=== Direction ===
Locate every line in the records below that holds the word "JSON" and return each one.
··········
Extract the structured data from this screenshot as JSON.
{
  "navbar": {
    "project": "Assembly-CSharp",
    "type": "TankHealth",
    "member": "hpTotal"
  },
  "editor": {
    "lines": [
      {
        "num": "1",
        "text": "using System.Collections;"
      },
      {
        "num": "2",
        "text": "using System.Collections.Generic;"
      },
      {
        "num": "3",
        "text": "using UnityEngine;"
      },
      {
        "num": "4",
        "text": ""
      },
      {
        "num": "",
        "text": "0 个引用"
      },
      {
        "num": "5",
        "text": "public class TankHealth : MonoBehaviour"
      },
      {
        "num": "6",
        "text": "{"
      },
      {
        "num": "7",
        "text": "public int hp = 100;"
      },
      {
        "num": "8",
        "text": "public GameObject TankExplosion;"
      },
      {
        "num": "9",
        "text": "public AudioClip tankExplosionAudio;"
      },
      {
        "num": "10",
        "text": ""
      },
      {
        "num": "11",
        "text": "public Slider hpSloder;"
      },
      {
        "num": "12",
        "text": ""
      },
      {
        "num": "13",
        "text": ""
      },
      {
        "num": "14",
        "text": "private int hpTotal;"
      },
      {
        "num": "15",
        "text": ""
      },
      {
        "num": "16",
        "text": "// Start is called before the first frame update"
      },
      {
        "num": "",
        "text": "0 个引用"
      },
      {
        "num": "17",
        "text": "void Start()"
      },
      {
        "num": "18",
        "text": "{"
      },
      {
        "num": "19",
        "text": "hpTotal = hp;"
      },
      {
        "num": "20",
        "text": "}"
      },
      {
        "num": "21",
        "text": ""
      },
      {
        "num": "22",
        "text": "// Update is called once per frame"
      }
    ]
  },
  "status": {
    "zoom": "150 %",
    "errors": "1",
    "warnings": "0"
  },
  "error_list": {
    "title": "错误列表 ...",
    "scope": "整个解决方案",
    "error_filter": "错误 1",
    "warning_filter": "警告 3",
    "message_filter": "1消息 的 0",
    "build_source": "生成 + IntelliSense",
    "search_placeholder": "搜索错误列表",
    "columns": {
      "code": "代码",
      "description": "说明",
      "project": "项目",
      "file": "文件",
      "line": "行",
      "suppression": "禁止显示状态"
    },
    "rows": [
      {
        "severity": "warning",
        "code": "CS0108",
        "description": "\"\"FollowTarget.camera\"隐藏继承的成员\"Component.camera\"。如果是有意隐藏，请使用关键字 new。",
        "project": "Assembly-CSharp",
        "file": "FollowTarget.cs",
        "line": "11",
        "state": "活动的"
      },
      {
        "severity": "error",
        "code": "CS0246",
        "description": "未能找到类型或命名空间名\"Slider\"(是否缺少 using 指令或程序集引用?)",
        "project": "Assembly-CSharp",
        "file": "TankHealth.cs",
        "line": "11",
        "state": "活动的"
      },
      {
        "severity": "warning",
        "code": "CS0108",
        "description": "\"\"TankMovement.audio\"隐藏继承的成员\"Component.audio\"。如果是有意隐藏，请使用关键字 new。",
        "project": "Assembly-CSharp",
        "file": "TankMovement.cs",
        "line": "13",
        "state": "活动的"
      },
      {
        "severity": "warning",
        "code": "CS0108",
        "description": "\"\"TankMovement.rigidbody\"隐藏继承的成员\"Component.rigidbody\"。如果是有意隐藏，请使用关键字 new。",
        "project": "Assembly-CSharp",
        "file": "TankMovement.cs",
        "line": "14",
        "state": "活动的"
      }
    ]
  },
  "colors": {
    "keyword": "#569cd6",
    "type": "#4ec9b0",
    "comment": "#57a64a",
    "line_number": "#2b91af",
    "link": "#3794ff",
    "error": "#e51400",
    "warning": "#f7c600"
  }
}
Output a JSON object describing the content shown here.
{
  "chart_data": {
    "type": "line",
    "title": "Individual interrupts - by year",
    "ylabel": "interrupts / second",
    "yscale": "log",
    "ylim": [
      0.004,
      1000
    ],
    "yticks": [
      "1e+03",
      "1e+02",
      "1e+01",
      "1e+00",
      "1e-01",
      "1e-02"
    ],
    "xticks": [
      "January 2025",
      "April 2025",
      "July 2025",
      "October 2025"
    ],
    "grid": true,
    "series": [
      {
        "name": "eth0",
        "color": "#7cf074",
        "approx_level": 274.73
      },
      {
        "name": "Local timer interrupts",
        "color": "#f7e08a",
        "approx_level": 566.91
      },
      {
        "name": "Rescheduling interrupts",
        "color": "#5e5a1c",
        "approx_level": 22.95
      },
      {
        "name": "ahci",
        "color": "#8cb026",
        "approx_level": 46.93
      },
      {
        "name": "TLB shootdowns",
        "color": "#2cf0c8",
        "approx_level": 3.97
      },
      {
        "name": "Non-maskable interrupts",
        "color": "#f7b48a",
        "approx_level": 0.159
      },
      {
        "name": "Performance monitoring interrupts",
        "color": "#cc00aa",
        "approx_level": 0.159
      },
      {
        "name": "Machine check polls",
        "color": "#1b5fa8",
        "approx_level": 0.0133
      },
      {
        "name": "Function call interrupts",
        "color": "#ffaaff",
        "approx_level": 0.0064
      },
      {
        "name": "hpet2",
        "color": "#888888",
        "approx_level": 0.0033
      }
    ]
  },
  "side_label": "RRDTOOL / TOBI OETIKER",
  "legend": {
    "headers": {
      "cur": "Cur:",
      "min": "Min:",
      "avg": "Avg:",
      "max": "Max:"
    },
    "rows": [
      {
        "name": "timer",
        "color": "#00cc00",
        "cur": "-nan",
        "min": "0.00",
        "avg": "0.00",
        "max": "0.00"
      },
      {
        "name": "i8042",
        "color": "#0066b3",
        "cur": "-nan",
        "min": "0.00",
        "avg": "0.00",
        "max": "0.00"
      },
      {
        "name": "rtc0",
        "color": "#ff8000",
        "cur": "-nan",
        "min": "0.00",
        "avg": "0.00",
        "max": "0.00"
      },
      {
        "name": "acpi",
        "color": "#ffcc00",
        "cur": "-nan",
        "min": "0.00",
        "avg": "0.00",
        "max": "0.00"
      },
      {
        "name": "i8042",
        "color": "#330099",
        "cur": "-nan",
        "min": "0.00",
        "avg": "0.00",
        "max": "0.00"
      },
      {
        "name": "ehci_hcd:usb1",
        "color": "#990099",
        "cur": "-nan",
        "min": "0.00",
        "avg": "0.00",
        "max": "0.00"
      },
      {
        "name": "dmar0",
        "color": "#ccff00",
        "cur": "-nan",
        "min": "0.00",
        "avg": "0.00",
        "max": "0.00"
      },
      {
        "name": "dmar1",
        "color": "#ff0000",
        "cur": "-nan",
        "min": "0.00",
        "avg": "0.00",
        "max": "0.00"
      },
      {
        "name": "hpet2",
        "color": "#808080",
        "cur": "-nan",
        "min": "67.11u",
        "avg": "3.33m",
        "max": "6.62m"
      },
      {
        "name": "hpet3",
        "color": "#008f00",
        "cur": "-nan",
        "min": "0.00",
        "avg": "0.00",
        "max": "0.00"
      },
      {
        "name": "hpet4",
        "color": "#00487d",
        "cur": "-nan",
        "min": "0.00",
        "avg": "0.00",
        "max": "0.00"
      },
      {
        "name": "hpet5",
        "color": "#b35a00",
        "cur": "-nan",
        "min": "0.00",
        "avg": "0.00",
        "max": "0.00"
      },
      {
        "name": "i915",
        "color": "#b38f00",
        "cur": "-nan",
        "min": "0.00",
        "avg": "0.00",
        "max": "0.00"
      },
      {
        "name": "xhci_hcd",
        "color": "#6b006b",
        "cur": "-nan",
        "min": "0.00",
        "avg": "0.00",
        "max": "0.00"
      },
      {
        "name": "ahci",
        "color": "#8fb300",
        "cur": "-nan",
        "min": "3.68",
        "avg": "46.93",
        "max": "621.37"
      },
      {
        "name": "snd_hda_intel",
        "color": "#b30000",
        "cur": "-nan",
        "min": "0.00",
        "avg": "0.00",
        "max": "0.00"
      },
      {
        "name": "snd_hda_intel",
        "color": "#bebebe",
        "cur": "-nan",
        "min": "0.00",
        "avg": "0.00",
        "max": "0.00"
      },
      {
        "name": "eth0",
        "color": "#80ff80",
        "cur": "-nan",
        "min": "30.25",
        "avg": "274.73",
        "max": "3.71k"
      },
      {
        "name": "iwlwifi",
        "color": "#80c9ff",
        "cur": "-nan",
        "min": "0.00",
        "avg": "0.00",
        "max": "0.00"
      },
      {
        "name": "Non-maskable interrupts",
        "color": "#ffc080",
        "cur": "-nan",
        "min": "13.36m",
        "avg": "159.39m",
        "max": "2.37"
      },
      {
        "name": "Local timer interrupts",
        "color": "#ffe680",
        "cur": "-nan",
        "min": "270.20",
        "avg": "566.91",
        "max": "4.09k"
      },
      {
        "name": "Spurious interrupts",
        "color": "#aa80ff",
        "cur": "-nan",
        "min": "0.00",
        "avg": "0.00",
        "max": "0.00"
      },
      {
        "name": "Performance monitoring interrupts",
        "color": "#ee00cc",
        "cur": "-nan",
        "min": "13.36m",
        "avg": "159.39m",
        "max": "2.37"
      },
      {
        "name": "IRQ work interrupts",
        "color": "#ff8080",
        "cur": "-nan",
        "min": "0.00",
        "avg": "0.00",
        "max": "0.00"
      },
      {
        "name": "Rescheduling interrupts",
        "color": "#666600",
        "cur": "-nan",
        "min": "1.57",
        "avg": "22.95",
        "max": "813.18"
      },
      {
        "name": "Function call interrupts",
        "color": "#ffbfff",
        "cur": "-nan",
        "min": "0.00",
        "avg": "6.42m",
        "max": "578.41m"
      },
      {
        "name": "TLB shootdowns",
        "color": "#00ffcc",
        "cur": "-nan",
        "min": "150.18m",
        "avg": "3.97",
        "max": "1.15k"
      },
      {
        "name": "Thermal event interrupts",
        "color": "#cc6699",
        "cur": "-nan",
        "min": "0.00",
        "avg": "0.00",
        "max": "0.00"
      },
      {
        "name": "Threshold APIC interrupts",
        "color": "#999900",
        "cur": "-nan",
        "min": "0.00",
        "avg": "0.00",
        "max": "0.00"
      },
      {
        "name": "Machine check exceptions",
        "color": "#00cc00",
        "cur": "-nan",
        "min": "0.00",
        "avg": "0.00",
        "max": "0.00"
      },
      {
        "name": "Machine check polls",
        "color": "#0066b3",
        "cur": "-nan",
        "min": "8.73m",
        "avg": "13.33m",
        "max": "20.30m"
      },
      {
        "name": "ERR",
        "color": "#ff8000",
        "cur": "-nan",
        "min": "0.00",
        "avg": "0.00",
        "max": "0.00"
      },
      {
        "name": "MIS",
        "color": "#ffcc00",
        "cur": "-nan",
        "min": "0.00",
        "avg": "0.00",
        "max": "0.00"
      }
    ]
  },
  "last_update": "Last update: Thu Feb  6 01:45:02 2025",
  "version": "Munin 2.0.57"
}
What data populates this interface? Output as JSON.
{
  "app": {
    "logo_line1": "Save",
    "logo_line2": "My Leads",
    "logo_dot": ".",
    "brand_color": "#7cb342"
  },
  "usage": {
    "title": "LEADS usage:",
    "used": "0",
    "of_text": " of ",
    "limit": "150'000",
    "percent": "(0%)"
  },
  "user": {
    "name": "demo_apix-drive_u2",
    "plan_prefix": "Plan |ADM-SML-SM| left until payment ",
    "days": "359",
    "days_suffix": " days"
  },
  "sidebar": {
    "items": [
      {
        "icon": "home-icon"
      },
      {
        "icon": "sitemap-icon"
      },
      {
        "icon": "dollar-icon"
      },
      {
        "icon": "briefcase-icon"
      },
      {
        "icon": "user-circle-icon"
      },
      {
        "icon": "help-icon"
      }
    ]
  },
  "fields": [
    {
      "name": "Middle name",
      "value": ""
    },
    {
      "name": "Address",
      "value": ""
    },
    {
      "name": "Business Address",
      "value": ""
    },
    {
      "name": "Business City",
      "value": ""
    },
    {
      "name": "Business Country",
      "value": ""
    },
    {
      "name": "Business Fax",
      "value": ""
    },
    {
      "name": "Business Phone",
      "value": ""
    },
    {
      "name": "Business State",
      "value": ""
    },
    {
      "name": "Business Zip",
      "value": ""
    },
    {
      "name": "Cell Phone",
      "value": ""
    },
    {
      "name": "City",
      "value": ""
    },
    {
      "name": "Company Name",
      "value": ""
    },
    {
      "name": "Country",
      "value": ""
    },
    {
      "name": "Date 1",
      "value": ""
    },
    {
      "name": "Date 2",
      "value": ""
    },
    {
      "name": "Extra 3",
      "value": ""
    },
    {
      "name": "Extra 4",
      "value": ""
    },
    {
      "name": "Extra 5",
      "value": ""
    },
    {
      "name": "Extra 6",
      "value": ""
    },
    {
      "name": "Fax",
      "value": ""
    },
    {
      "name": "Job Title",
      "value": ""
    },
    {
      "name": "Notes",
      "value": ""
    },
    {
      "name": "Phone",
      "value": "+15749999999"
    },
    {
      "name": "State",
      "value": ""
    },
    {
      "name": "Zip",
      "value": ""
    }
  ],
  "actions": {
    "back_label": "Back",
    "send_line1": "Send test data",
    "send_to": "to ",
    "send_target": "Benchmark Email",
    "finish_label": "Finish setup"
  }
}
··········
=== The response ===
Extract the structured data from this screenshot as JSON.
Output a JSON object describing the content shown here.
What data populates this interface? Output as JSON.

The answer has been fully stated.